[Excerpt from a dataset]
************

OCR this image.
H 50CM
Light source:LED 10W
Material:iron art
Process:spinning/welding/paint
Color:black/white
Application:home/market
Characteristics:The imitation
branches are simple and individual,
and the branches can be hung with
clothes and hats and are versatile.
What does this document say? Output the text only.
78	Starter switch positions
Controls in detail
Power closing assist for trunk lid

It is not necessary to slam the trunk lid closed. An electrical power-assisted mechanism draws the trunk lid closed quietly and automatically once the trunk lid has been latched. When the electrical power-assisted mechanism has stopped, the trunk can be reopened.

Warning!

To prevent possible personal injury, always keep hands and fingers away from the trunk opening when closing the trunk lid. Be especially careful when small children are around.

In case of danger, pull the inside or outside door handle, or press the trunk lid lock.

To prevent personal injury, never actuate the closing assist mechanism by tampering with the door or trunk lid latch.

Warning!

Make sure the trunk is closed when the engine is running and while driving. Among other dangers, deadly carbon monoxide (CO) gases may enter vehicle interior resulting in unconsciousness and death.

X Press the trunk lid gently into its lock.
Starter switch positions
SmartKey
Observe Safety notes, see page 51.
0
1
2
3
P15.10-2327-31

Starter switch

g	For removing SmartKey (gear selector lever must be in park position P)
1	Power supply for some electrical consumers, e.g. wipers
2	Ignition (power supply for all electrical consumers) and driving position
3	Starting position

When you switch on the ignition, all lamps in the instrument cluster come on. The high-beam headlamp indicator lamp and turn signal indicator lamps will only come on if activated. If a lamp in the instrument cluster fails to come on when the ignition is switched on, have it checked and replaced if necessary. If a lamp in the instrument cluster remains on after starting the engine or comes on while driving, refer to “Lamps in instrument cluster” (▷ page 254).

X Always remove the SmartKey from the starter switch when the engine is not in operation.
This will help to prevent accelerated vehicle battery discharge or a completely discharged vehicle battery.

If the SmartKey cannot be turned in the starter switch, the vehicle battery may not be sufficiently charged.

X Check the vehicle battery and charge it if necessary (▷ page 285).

************

§ OBJECTIVE: Scan the data for the word "prevent" and copy every line where it shows up.

§ EXERCISE ANSWER:
To prevent possible personal injury, always keep hands and fingers away from the trunk opening when closing the trunk lid. Be especially careful when small children are around.
To prevent personal injury, never actuate the closing assist mechanism by tampering with the door or trunk lid latch.
This will help to prevent accelerated vehicle battery discharge or a completely discharged vehicle battery.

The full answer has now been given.